─── Data supplied ───

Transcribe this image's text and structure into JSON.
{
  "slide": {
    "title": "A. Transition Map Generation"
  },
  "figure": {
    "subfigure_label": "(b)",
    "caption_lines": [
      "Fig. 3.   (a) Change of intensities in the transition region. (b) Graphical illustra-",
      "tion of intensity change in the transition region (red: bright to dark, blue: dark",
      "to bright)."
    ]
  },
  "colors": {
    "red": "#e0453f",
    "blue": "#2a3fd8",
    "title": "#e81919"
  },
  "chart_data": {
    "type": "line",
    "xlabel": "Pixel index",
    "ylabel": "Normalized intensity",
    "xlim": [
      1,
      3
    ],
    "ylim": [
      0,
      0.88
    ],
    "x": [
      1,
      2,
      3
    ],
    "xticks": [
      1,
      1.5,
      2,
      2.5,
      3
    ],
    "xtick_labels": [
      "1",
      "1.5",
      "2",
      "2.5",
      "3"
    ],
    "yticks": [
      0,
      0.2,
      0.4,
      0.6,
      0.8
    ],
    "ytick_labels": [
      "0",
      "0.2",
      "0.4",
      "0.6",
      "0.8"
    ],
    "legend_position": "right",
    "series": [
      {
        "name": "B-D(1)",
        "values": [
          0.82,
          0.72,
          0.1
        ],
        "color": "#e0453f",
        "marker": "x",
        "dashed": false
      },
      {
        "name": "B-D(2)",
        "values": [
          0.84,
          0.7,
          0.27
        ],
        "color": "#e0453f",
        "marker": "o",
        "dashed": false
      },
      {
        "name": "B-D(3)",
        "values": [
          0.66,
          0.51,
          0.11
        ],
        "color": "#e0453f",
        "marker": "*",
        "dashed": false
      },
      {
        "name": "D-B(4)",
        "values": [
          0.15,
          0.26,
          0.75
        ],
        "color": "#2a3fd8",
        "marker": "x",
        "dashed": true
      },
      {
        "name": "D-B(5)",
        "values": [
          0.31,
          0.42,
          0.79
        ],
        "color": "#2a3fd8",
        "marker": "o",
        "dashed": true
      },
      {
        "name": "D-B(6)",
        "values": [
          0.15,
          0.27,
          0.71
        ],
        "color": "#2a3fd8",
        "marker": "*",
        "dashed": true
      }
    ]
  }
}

───

• _Exercise requirements_: Return the lines of the records that include the string "name".

• _Response_:
        "name": "B-D(1)",
        "name": "B-D(2)",
        "name": "B-D(3)",
        "name": "D-B(4)",
        "name": "D-B(5)",
        "name": "D-B(6)",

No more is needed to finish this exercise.